▶ GIVEN EXERCISE
Scan the material and copy every line in which "when" appears.

-- start DATA SHOWN --

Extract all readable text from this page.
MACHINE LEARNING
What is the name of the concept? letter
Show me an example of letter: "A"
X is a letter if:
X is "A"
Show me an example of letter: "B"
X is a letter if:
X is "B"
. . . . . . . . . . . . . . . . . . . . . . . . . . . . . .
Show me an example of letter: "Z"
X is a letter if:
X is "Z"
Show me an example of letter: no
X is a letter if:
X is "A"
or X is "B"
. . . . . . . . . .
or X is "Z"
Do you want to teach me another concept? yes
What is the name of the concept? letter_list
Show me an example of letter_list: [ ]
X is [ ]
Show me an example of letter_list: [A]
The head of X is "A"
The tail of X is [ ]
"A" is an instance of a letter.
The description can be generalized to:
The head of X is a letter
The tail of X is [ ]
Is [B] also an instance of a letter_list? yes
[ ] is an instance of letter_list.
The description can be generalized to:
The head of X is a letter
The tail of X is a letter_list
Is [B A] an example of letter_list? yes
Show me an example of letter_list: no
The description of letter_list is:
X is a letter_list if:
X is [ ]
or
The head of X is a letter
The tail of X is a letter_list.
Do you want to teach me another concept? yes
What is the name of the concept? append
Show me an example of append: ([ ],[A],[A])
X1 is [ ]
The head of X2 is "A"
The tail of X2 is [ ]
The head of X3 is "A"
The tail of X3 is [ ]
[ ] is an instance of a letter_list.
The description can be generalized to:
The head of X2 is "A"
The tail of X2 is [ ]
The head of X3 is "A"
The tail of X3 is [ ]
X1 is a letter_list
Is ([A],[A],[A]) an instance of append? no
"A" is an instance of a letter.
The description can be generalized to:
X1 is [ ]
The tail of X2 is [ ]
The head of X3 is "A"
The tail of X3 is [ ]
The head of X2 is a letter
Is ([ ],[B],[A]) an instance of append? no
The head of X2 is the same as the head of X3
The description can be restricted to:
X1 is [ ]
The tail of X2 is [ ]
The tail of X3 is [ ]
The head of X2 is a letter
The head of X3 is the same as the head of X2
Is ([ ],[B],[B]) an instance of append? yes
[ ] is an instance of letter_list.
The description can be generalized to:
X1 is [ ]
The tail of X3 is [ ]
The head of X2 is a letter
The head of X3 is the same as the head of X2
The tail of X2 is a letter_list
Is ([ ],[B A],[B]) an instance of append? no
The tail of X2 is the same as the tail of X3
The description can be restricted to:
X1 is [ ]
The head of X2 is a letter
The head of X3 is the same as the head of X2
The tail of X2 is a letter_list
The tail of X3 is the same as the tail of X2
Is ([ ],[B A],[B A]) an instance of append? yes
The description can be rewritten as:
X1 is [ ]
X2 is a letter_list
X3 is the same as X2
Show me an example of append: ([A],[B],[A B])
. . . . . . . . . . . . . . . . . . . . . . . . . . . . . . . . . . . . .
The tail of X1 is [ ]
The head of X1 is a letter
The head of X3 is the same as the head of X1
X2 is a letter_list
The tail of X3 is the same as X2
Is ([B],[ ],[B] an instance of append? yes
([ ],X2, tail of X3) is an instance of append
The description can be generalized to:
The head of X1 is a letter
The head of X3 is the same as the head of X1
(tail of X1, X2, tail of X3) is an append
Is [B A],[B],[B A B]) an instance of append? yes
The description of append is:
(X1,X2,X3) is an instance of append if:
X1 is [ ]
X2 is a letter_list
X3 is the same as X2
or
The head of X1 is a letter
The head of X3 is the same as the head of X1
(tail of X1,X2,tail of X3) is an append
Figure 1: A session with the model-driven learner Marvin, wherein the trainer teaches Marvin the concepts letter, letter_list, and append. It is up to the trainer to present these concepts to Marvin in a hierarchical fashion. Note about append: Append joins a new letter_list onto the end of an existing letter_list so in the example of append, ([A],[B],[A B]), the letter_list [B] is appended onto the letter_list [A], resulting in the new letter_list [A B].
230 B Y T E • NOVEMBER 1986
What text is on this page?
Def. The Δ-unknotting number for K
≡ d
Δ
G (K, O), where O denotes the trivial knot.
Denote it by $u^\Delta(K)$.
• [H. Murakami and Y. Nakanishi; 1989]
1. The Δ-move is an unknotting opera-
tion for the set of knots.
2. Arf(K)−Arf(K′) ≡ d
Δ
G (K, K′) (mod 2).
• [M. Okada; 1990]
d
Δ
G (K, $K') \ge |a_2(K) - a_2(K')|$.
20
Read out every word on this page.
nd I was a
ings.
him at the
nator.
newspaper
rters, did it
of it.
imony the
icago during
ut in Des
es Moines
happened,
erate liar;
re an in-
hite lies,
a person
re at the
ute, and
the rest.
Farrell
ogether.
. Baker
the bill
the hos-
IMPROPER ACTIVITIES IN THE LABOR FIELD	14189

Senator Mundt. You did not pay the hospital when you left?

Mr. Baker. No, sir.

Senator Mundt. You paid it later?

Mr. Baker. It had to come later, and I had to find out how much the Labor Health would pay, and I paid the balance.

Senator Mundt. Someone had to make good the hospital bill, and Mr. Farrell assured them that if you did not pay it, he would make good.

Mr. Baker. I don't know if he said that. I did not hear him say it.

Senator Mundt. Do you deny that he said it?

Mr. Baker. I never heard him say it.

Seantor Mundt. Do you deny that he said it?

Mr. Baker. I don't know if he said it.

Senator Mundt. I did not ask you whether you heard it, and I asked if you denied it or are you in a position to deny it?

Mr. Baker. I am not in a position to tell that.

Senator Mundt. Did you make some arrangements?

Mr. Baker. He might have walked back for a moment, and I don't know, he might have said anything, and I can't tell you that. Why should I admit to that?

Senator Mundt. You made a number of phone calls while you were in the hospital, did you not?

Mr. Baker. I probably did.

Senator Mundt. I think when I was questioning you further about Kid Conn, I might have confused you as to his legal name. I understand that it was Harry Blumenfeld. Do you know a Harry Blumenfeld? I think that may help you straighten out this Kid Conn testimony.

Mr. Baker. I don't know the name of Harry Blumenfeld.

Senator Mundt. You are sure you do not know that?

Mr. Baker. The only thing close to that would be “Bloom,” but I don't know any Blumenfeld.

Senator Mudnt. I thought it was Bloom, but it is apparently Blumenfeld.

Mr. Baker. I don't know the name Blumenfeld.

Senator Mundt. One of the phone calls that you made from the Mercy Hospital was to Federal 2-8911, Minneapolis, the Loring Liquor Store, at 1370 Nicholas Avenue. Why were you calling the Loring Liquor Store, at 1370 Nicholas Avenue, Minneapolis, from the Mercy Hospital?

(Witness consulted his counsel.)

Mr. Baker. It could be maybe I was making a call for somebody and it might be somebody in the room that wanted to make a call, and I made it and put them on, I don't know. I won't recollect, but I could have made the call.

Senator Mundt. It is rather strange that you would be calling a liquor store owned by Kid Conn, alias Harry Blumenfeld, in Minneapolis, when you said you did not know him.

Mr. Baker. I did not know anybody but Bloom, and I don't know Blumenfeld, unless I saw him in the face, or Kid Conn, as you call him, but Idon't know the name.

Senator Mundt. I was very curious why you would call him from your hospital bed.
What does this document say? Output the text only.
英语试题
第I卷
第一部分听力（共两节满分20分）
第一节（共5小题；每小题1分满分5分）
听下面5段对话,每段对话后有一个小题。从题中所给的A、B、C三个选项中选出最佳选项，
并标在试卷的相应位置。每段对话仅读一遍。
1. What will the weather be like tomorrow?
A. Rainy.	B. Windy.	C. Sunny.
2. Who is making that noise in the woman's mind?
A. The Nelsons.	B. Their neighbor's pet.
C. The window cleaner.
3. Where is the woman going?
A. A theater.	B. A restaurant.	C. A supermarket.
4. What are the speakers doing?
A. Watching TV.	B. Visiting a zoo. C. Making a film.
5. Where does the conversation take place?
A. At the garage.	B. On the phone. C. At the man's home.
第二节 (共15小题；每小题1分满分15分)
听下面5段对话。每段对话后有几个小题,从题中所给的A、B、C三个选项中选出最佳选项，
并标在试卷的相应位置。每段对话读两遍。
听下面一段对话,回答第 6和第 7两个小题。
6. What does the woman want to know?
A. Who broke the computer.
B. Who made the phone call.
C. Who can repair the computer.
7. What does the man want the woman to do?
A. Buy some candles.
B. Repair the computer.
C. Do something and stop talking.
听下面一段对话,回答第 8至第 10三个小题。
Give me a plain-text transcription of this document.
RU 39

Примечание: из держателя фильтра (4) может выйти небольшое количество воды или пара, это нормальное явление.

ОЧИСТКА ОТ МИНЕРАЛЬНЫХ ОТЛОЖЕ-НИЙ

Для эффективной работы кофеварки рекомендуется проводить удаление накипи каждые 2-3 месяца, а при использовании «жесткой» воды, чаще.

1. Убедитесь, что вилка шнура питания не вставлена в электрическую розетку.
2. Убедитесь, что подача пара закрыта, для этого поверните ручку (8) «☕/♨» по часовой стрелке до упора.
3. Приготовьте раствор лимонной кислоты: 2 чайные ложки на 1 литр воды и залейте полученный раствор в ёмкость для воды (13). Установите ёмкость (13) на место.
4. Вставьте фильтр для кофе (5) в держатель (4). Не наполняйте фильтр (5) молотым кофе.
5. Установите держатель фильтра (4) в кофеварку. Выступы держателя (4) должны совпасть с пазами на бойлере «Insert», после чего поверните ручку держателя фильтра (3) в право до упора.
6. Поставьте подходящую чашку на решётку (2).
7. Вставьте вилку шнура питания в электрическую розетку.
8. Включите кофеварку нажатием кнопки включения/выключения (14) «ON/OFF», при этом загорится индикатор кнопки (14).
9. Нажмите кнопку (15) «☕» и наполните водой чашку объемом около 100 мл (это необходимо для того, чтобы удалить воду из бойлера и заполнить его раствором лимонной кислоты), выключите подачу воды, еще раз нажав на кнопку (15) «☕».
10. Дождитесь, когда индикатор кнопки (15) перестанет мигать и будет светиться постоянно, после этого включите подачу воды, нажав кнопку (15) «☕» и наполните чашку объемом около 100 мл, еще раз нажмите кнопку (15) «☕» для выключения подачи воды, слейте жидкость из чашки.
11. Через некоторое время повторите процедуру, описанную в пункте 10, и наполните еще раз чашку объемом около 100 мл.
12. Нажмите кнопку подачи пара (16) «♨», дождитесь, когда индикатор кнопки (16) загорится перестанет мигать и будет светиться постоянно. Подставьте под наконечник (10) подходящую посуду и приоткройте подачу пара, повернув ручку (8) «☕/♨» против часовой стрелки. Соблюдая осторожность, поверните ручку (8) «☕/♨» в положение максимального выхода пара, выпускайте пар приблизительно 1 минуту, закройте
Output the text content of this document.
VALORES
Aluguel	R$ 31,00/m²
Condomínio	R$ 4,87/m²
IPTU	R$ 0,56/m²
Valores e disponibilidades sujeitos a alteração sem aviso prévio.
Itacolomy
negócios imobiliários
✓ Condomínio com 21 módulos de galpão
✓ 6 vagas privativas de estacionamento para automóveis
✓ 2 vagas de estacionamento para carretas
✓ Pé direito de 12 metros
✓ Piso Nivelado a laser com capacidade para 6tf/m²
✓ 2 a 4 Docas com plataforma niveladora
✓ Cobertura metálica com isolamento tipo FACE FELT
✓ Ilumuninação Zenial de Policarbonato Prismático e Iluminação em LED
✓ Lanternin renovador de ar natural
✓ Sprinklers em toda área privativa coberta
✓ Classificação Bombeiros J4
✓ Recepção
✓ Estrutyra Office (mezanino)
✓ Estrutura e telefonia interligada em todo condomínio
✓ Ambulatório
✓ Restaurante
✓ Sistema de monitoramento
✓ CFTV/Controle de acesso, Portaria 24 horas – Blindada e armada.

-- end DATA SHOWN --

▶ WRITTEN SOLUTION
Senator Mundt. You did not pay the hospital when you left?
Senator Mundt. I think when I was questioning you further about Kid Conn, I might have confused you as to his legal name. I understand that it was Harry Blumenfeld. Do you know a Harry Blumenfeld? I think that may help you straighten out this Kid Conn testimony.
Senator Mundt. It is rather strange that you would be calling a liquor store owned by Kid Conn, alias Harry Blumenfeld, in Minneapolis, when you said you did not know him.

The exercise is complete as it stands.